→ Texto para leitura
□ □ □

« Voltar para o Blog

Mbaraete Reko Rã’i

por Jerá Guarani

Na cosmovisão guarani, as águas dos rios, as pedras das montanhas, as plantas das florestas e os animais selvagens são seres que habitam o planeta e possuem um Ijá (guardião espiritual). Compreendemos que as plantas precisam viver na floresta junto de seus guardiões espirituais. Quando entramos na mata para realizar uma coleta, pedimos permissão a eles, compartilhando nossas intenções com respeito e agradecendo pela possibilidade de cura.

□ □ □

[Entradas do conjunto de dados]

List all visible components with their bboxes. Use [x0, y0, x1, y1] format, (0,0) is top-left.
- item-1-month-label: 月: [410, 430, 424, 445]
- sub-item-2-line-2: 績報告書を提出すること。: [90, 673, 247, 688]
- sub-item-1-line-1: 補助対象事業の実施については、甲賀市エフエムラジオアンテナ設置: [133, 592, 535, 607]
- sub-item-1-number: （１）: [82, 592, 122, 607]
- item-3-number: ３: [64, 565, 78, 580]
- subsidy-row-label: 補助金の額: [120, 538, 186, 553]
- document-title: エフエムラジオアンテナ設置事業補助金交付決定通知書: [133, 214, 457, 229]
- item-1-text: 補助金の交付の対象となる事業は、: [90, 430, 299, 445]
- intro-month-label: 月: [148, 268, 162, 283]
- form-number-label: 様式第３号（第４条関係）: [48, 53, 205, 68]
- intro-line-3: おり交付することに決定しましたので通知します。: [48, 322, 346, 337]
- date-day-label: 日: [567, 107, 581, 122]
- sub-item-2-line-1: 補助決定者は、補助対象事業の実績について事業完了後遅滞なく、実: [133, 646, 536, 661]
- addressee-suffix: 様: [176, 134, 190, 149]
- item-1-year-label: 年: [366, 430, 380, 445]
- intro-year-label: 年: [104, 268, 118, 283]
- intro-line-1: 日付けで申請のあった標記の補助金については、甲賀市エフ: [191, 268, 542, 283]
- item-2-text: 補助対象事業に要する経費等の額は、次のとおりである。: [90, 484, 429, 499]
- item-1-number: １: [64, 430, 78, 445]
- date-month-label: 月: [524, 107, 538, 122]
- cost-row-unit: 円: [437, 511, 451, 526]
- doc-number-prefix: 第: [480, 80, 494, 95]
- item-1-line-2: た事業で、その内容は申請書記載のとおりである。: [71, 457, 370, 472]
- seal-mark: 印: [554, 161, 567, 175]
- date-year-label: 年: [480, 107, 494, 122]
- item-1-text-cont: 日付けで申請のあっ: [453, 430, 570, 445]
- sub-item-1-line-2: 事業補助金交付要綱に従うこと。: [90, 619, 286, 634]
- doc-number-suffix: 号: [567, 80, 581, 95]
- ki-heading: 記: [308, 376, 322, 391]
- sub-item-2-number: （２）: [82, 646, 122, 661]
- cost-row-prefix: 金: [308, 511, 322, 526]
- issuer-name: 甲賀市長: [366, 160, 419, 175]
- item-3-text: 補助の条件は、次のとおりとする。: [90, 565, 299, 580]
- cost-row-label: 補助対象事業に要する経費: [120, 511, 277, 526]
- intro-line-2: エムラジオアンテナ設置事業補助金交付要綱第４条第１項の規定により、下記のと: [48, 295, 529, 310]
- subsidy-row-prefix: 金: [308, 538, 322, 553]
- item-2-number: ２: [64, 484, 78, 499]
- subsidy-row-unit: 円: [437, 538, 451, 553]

□ □ □

→ Atividade 1
Substitua "mata" por "floresta" no trecho do texto sobre a cosmovisão guarani que vai de "por Jerá Guarani" até "possibilidade de cura.", inclusive, e transcreva o trecho resultante.
→ Atividade 2
Prossiga com o texto sobre a cosmovisão guarani a partir do ponto em que ele termina.

→ Resposta 1
por Jerá Guarani

Na cosmovisão guarani, as águas dos rios, as pedras das montanhas, as plantas das florestas e os animais selvagens são seres que habitam o planeta e possuem um Ijá (guardião espiritual). Compreendemos que as plantas precisam viver na floresta junto de seus guardiões espirituais. Quando entramos na floresta para realizar uma coleta, pedimos permissão a eles, compartilhando nossas intenções com respeito e agradecendo pela possibilidade de cura.

→ Resposta 2
A sabedoria do plantio, do cultivo, da colheita e do preparo é passada das pessoas mais velhas para as mais jovens. Os ensinamentos orais são transmitidos pelos Xeramõi (anciãos) e pelas Xejary (anciãs). Por meio deles aprendemos a nos relacionar com os poderes dos seres vegetais, que, com suas raízes, folhas, flores, sementes, cascas, frutos e cipós, curam e fortalecem nossos corpos e espíritos. A floresta é a farmácia viva de medicinas que nos mantêm em pé, por isso, quando nossos territórios ancestrais são invadidos e destruídos, perdemos a sustentação da vida. Recentemente, tive uma visão espiritual em um sonho: percorri um caminho no meio de uma terra seca e devastada pela monocultura do agronegócio. Caminhei com os pés junto à terra e senti, em todo o meu corpo-espírito, seu choro de dor.
Na Terra Indígena Tenondé Porã, temos nos curado espiritualmente e fortalecido nosso modo de vida tradicional por meio dos rituais com a medicina da Moã’i, conhecida como ayahuasca, um chá feito a partir da união de folhas e cipós. Essa medicina tem sido essencial para nos curarmos de doenças como o alcoolismo, a depressão e a violência contra as mulheres, que passaram a acometer nosso povo a partir do processo de invasão, roubo e destruição de nossos territórios.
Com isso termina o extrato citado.